→ **SOURCE DOCUMENT**
Robert Smith rfsmithmd at comcast.net
Thu Dec 7 18:11:16 GMT 2006


Do they perform the needed interventions in a vehicle they come in? I assume
they can't do them in the outlying hospitals.

Anyway, is this an area not served by an organized regional trauma system?
If it is then there should be established referral patterns and contracts in
place for transportation. Surely this would be better in terms of cost and
patient care. I'm still stuck with how it is easier in terms of cost or time
to transport in the surgical critical care team than to get transport for
the patient to a trauma center. For what it must cost you could get Air
Force One. And last I heard aggressive resuscitation without concomitant
surgical intervention isn't necessarily such a good thing. 

Rob

-----Original Message-----
From: trauma-list-bounces at trauma.org [mailto:trauma-list-bounces at trauma.org]
On Behalf Of Moore677 at aol.com
Sent: Thursday, December 07, 2006 12:40 PM
To: trauma-list at trauma.org
Subject: Re: New Burn Centers in NYC and Mobile Surgical team

In a message dated 12/7/2006 11:07:20 AM Central Standard Time,
rfsmithmd at comcast.net writes:
Patients "who won't survive transport to Level I centers" is one of my pet
peeves. If some one is dieing from an injury that requires immediate
surgical intervention and they won't live through a transport then they
won't survive waiting for the traveling surgeons to save the day either. How
does this save lives? Am I missing something? However long it takes the
traveling team to get there is how long it would take the patient to get to
an actual trauma center isn't it?

Rob Smith
You are correct, as there are many patients that will die.  The dilemma is
deciding which patients will benefit from the transport team?  Please keep
in mind that many small hospitals do not have the personnel or the resources
to aggressively resuscitate a severely injured patient.  Also, it is not
uncommon to have delays of several hours from time of initial injury to
actual arrival to the Level I.  These contribute to a very high mortality
that might be averted with prompt arrival of an experienced critical care
surgeon.  The list below is taken from Dr. Long, and while we don't
necessarily agree with all of the indications, several deserve serious
consideration...................we have 
had several cases this year where we feel we could have saved some lives!

→ **APPLY WHAT YOU READ**
1 > Answer these questions about the trauma-list email thread:
(a) When was the message from Moore677 at aol.com sent?
(b) What subject line does that message carry?
(c) According to the reply to Rob Smith, what do many small hospitals lack?
2 > For each statement, say whether the trauma-list email thread supports it. Answer yes or no, and quote the words that decide it.
(a) The reply says that delays of several hours between injury and arrival at the Level I are rare.
(b) Rob Smith compares the cost of bringing in the team to the cost of Air Force One.
(c) The list mentioned in the reply is taken from Dr. Long.
3 > Carry on the trauma-list email thread from its last sentence.

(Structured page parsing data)
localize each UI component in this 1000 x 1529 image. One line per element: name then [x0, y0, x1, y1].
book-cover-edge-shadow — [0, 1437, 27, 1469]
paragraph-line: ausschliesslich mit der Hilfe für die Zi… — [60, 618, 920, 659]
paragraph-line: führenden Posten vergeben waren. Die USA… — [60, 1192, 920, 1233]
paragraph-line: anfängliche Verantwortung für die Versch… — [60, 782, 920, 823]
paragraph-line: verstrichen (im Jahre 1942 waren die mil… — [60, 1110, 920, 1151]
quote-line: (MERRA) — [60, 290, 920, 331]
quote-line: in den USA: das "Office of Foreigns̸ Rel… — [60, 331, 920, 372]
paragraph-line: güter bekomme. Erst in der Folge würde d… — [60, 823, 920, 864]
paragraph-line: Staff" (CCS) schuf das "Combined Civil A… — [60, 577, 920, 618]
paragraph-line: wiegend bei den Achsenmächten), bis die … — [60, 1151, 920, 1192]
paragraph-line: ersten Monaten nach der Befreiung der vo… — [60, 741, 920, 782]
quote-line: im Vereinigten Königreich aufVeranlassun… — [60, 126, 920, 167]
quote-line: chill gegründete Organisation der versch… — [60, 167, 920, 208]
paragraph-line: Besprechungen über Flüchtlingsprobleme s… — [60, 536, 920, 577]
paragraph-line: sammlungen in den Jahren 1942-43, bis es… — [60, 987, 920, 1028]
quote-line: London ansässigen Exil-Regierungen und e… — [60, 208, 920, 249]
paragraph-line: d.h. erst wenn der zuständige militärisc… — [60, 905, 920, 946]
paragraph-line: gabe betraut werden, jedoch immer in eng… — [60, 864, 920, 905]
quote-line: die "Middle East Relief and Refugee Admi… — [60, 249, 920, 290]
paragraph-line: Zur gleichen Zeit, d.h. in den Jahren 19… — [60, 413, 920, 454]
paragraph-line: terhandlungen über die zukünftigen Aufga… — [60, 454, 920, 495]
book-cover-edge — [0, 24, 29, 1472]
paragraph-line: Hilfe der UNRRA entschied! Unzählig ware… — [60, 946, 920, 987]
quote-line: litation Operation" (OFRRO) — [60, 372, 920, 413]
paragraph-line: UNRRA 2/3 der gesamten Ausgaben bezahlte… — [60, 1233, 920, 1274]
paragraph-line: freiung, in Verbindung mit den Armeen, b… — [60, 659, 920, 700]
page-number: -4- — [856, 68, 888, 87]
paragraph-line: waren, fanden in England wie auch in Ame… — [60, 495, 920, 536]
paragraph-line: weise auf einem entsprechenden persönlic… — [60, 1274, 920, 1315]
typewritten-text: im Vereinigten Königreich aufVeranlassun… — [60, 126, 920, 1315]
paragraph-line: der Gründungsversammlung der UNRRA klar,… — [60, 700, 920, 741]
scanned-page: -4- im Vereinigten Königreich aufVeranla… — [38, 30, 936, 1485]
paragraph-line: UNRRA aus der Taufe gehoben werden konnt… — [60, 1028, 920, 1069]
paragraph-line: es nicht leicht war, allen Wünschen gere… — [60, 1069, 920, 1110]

→ **ANSWERS PER TASK**
1 >
(a) Thursday, December 07, 2006, at 12:40 PM.
(b) "Re: New Burn Centers in NYC and Mobile Surgical team"
(c) The personnel or the resources to aggressively resuscitate a severely injured patient.

2 >
(a) No: "it is not uncommon to have delays of several hours from time of initial injury to actual arrival to the Level I"
(b) Yes: "For what it must cost you could get Air Force One."
(c) Yes: "The list below is taken from Dr. Long"

3 >
Dell  

INDICATION FOR ACTIVATION Any critically ill patient who would benefit from
rapid surgical intervention or resuscitation that is not readily available
at the referral hospital is a candidate for help from the MSTT. The MSTT can
offer level I trauma resuscitation and surgical and bypass intervention to
patients who otherwise might not survive transport to a trauma center due to
injuries that may include:
- suspected ruptured aortas (thoracic) in combination with other injuries;
- cardiac injuries, temporarily repaired but leaking;
- penetrating trauma-impalement with a retained object that makes transport
difficult or requires vascular repair;
- major pulmonary injuries with hypoxemia;
- major liver, inferior vena cava, or pancreatic injuries;
- massive pelvic injuries;
- major vascular problems (ie, leaking abdominal aortic aneurysms);
- profound hypothermia requiring cardiopulmonary bypass;
- respiratory distress syndrome requiring extracorporeal membrane
oxygenation (ECMO); and
- traumatic amputations from wreckage extrication measures.